# Excerpted records start

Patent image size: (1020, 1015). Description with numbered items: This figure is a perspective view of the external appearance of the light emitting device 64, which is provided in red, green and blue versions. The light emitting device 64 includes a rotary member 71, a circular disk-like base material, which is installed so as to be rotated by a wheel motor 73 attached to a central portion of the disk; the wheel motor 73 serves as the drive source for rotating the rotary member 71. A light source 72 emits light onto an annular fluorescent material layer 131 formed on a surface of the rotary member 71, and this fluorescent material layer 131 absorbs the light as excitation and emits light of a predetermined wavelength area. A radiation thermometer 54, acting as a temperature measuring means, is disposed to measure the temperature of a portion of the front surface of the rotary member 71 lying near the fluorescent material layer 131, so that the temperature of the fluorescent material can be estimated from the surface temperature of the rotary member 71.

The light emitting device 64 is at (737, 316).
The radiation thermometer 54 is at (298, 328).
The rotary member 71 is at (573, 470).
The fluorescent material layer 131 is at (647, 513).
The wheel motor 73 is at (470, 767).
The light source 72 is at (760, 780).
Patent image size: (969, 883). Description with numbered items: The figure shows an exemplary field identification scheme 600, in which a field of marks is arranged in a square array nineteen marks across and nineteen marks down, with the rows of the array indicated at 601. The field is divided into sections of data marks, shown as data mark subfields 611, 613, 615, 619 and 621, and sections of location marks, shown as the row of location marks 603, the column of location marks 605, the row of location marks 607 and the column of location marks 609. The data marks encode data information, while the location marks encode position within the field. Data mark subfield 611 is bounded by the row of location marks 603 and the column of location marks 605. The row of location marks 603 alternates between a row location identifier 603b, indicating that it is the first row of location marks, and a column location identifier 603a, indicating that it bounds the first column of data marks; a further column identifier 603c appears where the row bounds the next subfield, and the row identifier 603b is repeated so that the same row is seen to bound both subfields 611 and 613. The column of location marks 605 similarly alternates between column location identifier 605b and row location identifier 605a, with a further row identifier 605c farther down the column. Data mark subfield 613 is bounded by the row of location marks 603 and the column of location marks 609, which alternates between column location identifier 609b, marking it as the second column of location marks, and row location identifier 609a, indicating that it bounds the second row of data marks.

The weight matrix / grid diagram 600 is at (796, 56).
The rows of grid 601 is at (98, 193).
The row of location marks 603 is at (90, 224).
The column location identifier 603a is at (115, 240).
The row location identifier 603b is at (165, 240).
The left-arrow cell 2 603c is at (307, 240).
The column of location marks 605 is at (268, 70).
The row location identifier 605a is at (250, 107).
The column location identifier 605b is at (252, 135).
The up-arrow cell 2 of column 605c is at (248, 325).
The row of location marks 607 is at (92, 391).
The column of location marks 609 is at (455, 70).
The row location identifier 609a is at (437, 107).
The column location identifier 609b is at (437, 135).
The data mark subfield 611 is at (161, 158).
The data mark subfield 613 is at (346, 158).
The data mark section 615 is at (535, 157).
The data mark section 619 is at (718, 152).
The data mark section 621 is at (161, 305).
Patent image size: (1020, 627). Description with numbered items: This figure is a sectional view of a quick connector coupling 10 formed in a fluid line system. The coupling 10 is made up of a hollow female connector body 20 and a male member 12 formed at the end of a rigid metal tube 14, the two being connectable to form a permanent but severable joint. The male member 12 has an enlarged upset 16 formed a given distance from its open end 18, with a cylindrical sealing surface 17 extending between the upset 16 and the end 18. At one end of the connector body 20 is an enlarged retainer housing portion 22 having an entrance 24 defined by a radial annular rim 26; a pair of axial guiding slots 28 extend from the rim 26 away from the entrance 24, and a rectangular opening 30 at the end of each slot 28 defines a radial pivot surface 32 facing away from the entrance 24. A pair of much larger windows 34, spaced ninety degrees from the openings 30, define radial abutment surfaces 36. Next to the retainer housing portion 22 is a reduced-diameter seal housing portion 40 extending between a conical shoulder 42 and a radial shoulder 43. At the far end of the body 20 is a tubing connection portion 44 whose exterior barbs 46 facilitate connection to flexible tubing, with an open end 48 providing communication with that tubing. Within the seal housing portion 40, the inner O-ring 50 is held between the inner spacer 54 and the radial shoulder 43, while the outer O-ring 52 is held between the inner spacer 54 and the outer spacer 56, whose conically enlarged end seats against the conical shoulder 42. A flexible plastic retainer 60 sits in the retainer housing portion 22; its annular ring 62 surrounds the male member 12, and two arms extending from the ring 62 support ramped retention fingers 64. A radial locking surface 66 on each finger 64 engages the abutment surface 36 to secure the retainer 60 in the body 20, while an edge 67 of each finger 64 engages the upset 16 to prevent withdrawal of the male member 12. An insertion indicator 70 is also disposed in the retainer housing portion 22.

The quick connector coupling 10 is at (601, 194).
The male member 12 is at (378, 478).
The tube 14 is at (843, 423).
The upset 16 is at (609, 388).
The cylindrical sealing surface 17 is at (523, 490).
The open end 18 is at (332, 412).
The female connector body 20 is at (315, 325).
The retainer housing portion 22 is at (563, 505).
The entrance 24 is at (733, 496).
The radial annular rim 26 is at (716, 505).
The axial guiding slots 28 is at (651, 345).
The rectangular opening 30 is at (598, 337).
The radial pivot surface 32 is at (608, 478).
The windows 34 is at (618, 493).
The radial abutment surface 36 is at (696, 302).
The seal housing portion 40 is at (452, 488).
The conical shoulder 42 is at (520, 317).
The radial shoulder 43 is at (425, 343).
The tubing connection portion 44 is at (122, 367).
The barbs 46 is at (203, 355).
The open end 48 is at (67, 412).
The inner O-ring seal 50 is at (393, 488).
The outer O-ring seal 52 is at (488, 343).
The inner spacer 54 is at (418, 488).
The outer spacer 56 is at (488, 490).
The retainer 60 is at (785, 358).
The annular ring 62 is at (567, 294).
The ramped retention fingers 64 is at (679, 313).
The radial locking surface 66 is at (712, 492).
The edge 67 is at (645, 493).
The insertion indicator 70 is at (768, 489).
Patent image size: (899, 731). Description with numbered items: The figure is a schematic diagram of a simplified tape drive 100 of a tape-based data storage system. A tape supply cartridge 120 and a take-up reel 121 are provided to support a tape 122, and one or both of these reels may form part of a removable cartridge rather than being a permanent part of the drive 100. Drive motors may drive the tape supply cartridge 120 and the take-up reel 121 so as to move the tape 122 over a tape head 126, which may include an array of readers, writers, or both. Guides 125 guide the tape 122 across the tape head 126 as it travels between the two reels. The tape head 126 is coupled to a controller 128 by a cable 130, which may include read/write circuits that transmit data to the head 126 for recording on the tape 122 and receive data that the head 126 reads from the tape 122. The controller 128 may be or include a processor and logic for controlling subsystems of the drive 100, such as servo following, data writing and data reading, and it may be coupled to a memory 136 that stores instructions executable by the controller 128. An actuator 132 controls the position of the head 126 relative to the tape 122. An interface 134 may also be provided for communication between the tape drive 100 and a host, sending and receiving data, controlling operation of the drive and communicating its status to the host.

# Excerpted records end

* **Problem to work on**
Write out all the records above again, swapping every "Patent image size" for "Drawing size" and changing nothing else.

* **Task result**
Drawing size: (1020, 1015). Description with numbered items: This figure is a perspective view of the external appearance of the light emitting device 64, which is provided in red, green and blue versions. The light emitting device 64 includes a rotary member 71, a circular disk-like base material, which is installed so as to be rotated by a wheel motor 73 attached to a central portion of the disk; the wheel motor 73 serves as the drive source for rotating the rotary member 71. A light source 72 emits light onto an annular fluorescent material layer 131 formed on a surface of the rotary member 71, and this fluorescent material layer 131 absorbs the light as excitation and emits light of a predetermined wavelength area. A radiation thermometer 54, acting as a temperature measuring means, is disposed to measure the temperature of a portion of the front surface of the rotary member 71 lying near the fluorescent material layer 131, so that the temperature of the fluorescent material can be estimated from the surface temperature of the rotary member 71.

The light emitting device 64 is at (737, 316).
The radiation thermometer 54 is at (298, 328).
The rotary member 71 is at (573, 470).
The fluorescent material layer 131 is at (647, 513).
The wheel motor 73 is at (470, 767).
The light source 72 is at (760, 780).
Drawing size: (969, 883). Description with numbered items: The figure shows an exemplary field identification scheme 600, in which a field of marks is arranged in a square array nineteen marks across and nineteen marks down, with the rows of the array indicated at 601. The field is divided into sections of data marks, shown as data mark subfields 611, 613, 615, 619 and 621, and sections of location marks, shown as the row of location marks 603, the column of location marks 605, the row of location marks 607 and the column of location marks 609. The data marks encode data information, while the location marks encode position within the field. Data mark subfield 611 is bounded by the row of location marks 603 and the column of location marks 605. The row of location marks 603 alternates between a row location identifier 603b, indicating that it is the first row of location marks, and a column location identifier 603a, indicating that it bounds the first column of data marks; a further column identifier 603c appears where the row bounds the next subfield, and the row identifier 603b is repeated so that the same row is seen to bound both subfields 611 and 613. The column of location marks 605 similarly alternates between column location identifier 605b and row location identifier 605a, with a further row identifier 605c farther down the column. Data mark subfield 613 is bounded by the row of location marks 603 and the column of location marks 609, which alternates between column location identifier 609b, marking it as the second column of location marks, and row location identifier 609a, indicating that it bounds the second row of data marks.

The weight matrix / grid diagram 600 is at (796, 56).
The rows of grid 601 is at (98, 193).
The row of location marks 603 is at (90, 224).
The column location identifier 603a is at (115, 240).
The row location identifier 603b is at (165, 240).
The left-arrow cell 2 603c is at (307, 240).
The column of location marks 605 is at (268, 70).
The row location identifier 605a is at (250, 107).
The column location identifier 605b is at (252, 135).
The up-arrow cell 2 of column 605c is at (248, 325).
The row of location marks 607 is at (92, 391).
The column of location marks 609 is at (455, 70).
The row location identifier 609a is at (437, 107).
The column location identifier 609b is at (437, 135).
The data mark subfield 611 is at (161, 158).
The data mark subfield 613 is at (346, 158).
The data mark section 615 is at (535, 157).
The data mark section 619 is at (718, 152).
The data mark section 621 is at (161, 305).
Drawing size: (1020, 627). Description with numbered items: This figure is a sectional view of a quick connector coupling 10 formed in a fluid line system. The coupling 10 is made up of a hollow female connector body 20 and a male member 12 formed at the end of a rigid metal tube 14, the two being connectable to form a permanent but severable joint. The male member 12 has an enlarged upset 16 formed a given distance from its open end 18, with a cylindrical sealing surface 17 extending between the upset 16 and the end 18. At one end of the connector body 20 is an enlarged retainer housing portion 22 having an entrance 24 defined by a radial annular rim 26; a pair of axial guiding slots 28 extend from the rim 26 away from the entrance 24, and a rectangular opening 30 at the end of each slot 28 defines a radial pivot surface 32 facing away from the entrance 24. A pair of much larger windows 34, spaced ninety degrees from the openings 30, define radial abutment surfaces 36. Next to the retainer housing portion 22 is a reduced-diameter seal housing portion 40 extending between a conical shoulder 42 and a radial shoulder 43. At the far end of the body 20 is a tubing connection portion 44 whose exterior barbs 46 facilitate connection to flexible tubing, with an open end 48 providing communication with that tubing. Within the seal housing portion 40, the inner O-ring 50 is held between the inner spacer 54 and the radial shoulder 43, while the outer O-ring 52 is held between the inner spacer 54 and the outer spacer 56, whose conically enlarged end seats against the conical shoulder 42. A flexible plastic retainer 60 sits in the retainer housing portion 22; its annular ring 62 surrounds the male member 12, and two arms extending from the ring 62 support ramped retention fingers 64. A radial locking surface 66 on each finger 64 engages the abutment surface 36 to secure the retainer 60 in the body 20, while an edge 67 of each finger 64 engages the upset 16 to prevent withdrawal of the male member 12. An insertion indicator 70 is also disposed in the retainer housing portion 22.

The quick connector coupling 10 is at (601, 194).
The male member 12 is at (378, 478).
The tube 14 is at (843, 423).
The upset 16 is at (609, 388).
The cylindrical sealing surface 17 is at (523, 490).
The open end 18 is at (332, 412).
The female connector body 20 is at (315, 325).
The retainer housing portion 22 is at (563, 505).
The entrance 24 is at (733, 496).
The radial annular rim 26 is at (716, 505).
The axial guiding slots 28 is at (651, 345).
The rectangular opening 30 is at (598, 337).
The radial pivot surface 32 is at (608, 478).
The windows 34 is at (618, 493).
The radial abutment surface 36 is at (696, 302).
The seal housing portion 40 is at (452, 488).
The conical shoulder 42 is at (520, 317).
The radial shoulder 43 is at (425, 343).
The tubing connection portion 44 is at (122, 367).
The barbs 46 is at (203, 355).
The open end 48 is at (67, 412).
The inner O-ring seal 50 is at (393, 488).
The outer O-ring seal 52 is at (488, 343).
The inner spacer 54 is at (418, 488).
The outer spacer 56 is at (488, 490).
The retainer 60 is at (785, 358).
The annular ring 62 is at (567, 294).
The ramped retention fingers 64 is at (679, 313).
The radial locking surface 66 is at (712, 492).
The edge 67 is at (645, 493).
The insertion indicator 70 is at (768, 489).
Drawing size: (899, 731). Description with numbered items: The figure is a schematic diagram of a simplified tape drive 100 of a tape-based data storage system. A tape supply cartridge 120 and a take-up reel 121 are provided to support a tape 122, and one or both of these reels may form part of a removable cartridge rather than being a permanent part of the drive 100. Drive motors may drive the tape supply cartridge 120 and the take-up reel 121 so as to move the tape 122 over a tape head 126, which may include an array of readers, writers, or both. Guides 125 guide the tape 122 across the tape head 126 as it travels between the two reels. The tape head 126 is coupled to a controller 128 by a cable 130, which may include read/write circuits that transmit data to the head 126 for recording on the tape 122 and receive data that the head 126 reads from the tape 122. The controller 128 may be or include a processor and logic for controlling subsystems of the drive 100, such as servo following, data writing and data reading, and it may be coupled to a memory 136 that stores instructions executable by the controller 128. An actuator 132 controls the position of the head 126 relative to the tape 122. An interface 134 may also be provided for communication between the tape drive 100 and a host, sending and receiving data, controlling operation of the drive and communicating its status to the host.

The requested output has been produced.